# Start of RECORDS FOR PROCESSING

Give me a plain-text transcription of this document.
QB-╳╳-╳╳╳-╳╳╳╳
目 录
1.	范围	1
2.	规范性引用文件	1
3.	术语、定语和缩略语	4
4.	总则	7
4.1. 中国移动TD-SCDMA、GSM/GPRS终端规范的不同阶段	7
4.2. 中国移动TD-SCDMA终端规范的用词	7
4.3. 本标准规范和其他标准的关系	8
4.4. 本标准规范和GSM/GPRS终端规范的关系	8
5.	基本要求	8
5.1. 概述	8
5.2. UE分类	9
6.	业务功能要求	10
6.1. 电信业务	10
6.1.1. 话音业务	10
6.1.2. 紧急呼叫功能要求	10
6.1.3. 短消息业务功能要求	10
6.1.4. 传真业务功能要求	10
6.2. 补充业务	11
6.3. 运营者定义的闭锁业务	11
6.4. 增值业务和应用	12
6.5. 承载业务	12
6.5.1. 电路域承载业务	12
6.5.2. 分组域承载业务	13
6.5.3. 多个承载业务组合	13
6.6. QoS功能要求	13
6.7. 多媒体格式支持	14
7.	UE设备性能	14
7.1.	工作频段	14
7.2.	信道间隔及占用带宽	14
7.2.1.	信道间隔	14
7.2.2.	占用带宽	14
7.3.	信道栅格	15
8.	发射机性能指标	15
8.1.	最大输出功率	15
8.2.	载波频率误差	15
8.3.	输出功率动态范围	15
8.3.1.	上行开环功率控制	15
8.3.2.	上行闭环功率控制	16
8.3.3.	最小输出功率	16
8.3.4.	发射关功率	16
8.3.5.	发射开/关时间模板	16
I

# End of RECORDS FOR PROCESSING

▸ **PROMPT**
Extract each line of the material exactly as it stands.

▸ **SOLUTION FOR THIS TASK**
Give me a plain-text transcription of this document.
QB-╳╳-╳╳╳-╳╳╳╳
目 录
1.	范围	1
2.	规范性引用文件	1
3.	术语、定语和缩略语	4
4.	总则	7
4.1. 中国移动TD-SCDMA、GSM/GPRS终端规范的不同阶段	7
4.2. 中国移动TD-SCDMA终端规范的用词	7
4.3. 本标准规范和其他标准的关系	8
4.4. 本标准规范和GSM/GPRS终端规范的关系	8
5.	基本要求	8
5.1. 概述	8
5.2. UE分类	9
6.	业务功能要求	10
6.1. 电信业务	10
6.1.1. 话音业务	10
6.1.2. 紧急呼叫功能要求	10
6.1.3. 短消息业务功能要求	10
6.1.4. 传真业务功能要求	10
6.2. 补充业务	11
6.3. 运营者定义的闭锁业务	11
6.4. 增值业务和应用	12
6.5. 承载业务	12
6.5.1. 电路域承载业务	12
6.5.2. 分组域承载业务	13
6.5.3. 多个承载业务组合	13
6.6. QoS功能要求	13
6.7. 多媒体格式支持	14
7.	UE设备性能	14
7.1.	工作频段	14
7.2.	信道间隔及占用带宽	14
7.2.1.	信道间隔	14
7.2.2.	占用带宽	14
7.3.	信道栅格	15
8.	发射机性能指标	15
8.1.	最大输出功率	15
8.2.	载波频率误差	15
8.3.	输出功率动态范围	15
8.3.1.	上行开环功率控制	15
8.3.2.	上行闭环功率控制	16
8.3.3.	最小输出功率	16
8.3.4.	发射关功率	16
8.3.5.	发射开/关时间模板	16
I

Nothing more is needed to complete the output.